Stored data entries
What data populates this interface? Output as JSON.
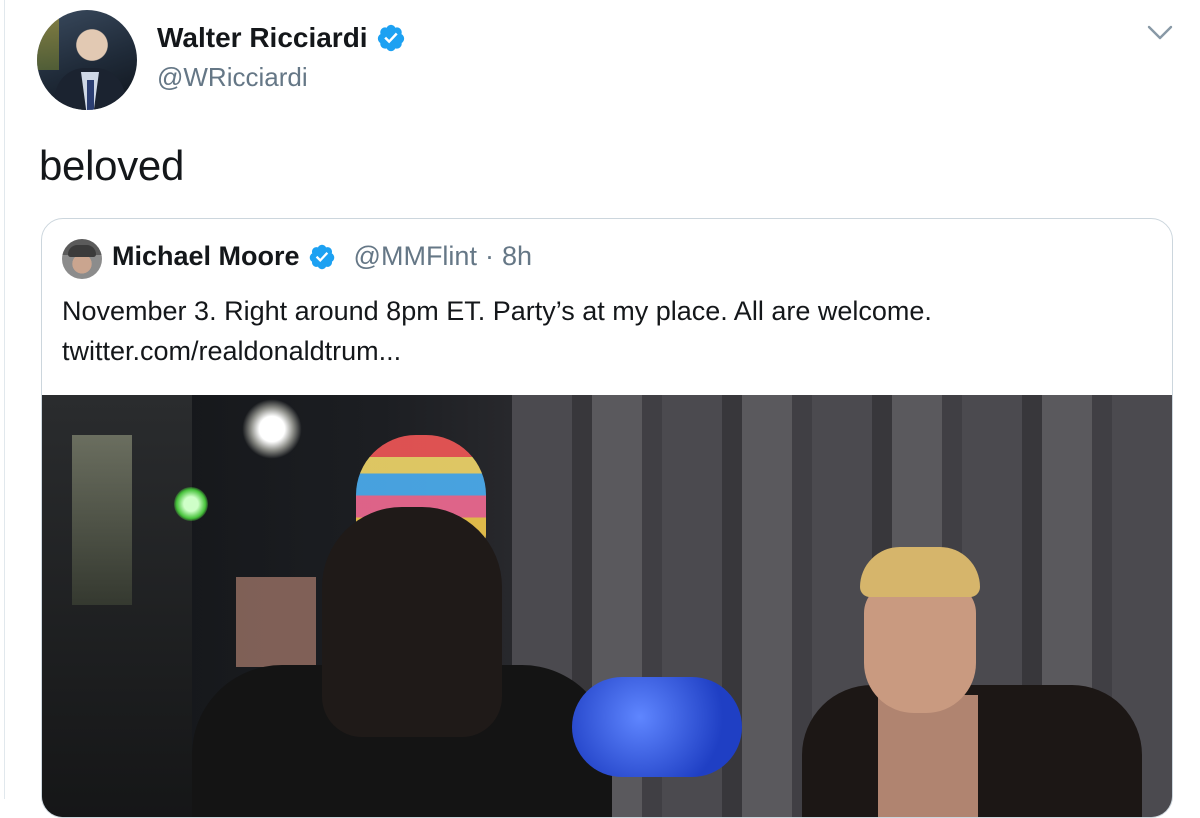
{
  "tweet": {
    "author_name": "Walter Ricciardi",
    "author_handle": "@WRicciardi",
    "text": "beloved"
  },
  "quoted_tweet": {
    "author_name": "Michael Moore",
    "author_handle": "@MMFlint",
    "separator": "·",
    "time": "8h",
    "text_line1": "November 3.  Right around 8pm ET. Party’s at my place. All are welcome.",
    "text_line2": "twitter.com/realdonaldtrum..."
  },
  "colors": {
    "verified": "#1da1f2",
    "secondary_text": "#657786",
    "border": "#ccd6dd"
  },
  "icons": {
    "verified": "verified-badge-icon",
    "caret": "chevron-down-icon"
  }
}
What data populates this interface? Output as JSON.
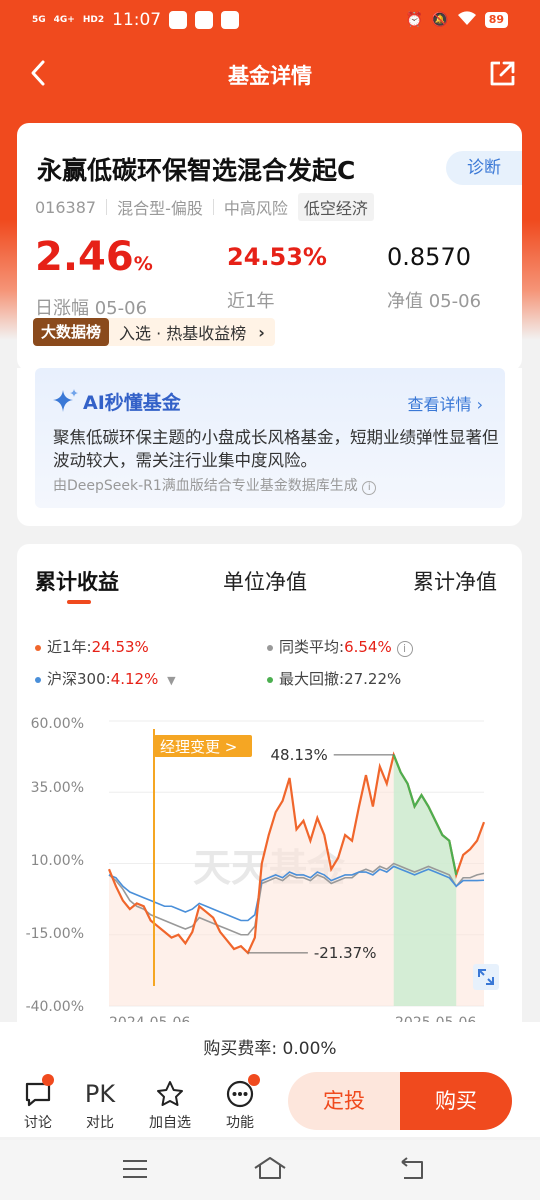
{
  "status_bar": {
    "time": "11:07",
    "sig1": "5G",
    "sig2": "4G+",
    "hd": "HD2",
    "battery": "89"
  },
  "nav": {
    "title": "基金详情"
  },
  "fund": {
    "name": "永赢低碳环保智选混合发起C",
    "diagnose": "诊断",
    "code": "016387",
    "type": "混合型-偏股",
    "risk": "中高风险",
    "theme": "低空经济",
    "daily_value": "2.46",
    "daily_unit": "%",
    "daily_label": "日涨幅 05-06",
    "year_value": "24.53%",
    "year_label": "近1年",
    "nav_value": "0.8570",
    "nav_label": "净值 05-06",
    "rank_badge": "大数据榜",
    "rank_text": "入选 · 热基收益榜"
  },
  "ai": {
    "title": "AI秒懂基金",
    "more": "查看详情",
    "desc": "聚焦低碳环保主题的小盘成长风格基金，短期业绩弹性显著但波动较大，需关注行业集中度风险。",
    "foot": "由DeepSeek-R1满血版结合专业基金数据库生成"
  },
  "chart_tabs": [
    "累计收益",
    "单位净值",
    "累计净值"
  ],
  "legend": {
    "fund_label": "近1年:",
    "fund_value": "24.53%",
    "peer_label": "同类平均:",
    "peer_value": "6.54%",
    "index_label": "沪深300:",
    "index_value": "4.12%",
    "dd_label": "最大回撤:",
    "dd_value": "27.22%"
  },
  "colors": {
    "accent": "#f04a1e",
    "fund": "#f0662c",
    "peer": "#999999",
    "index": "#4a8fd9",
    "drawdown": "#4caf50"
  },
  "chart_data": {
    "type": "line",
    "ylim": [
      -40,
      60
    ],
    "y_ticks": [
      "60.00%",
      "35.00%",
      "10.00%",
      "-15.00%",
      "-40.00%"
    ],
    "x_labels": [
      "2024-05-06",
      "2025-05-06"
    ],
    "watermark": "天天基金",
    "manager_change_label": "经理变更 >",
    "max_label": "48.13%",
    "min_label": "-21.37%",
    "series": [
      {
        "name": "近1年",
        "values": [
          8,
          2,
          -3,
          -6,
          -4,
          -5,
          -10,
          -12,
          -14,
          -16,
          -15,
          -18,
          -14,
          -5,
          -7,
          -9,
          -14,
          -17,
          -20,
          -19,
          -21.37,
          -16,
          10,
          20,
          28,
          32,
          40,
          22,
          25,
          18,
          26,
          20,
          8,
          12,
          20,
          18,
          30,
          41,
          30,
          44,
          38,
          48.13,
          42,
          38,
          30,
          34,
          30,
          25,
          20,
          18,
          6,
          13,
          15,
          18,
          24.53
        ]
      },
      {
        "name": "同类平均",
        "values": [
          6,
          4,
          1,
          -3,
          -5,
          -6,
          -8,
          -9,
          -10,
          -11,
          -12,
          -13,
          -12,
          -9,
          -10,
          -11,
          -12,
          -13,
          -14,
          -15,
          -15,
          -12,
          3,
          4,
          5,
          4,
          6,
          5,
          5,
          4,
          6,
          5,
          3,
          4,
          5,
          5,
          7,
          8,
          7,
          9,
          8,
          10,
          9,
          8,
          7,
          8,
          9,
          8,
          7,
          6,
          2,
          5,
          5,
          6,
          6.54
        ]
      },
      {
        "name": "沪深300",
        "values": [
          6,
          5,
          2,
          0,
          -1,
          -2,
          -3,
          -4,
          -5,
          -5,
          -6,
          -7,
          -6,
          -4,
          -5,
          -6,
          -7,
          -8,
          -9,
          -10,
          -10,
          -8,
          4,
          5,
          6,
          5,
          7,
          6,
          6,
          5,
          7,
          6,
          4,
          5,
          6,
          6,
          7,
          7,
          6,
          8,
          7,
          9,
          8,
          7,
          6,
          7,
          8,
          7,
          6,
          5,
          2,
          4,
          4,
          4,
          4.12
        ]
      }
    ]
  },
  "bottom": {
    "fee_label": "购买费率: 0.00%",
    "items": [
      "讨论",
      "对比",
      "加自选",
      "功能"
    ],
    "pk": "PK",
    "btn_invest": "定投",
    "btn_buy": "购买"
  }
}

--

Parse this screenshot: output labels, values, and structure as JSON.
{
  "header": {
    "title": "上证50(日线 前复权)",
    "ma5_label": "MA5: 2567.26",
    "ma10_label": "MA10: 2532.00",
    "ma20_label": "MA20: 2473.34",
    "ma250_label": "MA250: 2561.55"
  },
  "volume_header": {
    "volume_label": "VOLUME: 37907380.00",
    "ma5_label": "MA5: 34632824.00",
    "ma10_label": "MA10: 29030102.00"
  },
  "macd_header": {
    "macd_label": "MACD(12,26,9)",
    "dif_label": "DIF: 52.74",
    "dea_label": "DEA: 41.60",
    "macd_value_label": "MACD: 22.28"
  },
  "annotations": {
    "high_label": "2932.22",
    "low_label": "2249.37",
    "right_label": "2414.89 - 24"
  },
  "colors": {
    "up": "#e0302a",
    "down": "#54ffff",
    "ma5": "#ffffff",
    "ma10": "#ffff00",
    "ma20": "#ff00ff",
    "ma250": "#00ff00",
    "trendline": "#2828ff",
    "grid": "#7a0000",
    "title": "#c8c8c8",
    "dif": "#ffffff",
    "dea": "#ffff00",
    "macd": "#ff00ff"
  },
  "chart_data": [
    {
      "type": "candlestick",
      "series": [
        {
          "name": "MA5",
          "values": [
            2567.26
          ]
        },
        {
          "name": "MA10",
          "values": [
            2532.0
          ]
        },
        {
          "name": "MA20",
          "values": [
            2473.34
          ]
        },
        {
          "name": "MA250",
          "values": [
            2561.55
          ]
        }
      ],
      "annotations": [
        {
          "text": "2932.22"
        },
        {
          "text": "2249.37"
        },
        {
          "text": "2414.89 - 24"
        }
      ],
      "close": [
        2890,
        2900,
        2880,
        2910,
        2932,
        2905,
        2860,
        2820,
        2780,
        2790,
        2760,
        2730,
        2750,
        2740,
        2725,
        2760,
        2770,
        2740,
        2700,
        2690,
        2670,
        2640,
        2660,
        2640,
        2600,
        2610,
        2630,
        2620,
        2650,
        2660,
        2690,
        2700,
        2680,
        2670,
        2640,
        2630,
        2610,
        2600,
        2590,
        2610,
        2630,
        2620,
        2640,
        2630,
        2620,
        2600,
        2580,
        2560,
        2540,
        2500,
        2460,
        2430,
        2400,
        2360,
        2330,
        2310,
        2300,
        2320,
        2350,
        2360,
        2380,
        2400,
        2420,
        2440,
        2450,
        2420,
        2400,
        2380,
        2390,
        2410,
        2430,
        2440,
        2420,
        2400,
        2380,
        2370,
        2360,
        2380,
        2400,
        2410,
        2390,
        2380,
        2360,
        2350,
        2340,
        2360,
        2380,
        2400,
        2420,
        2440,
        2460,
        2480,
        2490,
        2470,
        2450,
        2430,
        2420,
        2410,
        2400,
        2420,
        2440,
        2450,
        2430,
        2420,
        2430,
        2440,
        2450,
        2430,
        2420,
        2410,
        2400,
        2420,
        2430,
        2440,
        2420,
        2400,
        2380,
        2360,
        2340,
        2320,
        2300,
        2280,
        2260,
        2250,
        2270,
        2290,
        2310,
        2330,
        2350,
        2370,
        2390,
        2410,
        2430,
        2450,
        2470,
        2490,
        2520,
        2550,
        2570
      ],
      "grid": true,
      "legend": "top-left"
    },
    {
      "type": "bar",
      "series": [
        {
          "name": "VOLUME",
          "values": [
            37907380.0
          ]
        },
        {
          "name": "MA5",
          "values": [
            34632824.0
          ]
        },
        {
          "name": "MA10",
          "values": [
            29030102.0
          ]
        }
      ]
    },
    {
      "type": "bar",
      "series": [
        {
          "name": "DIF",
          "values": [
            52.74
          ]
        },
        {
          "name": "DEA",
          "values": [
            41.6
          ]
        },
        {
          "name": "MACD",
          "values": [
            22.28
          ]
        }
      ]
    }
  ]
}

_WHAT IS REQUIRED_
Using the records above, pull out each line where the word "verified" occurs.

_WRITTEN SOLUTION_
    "verified": "#1da1f2",
    "verified": "verified-badge-icon",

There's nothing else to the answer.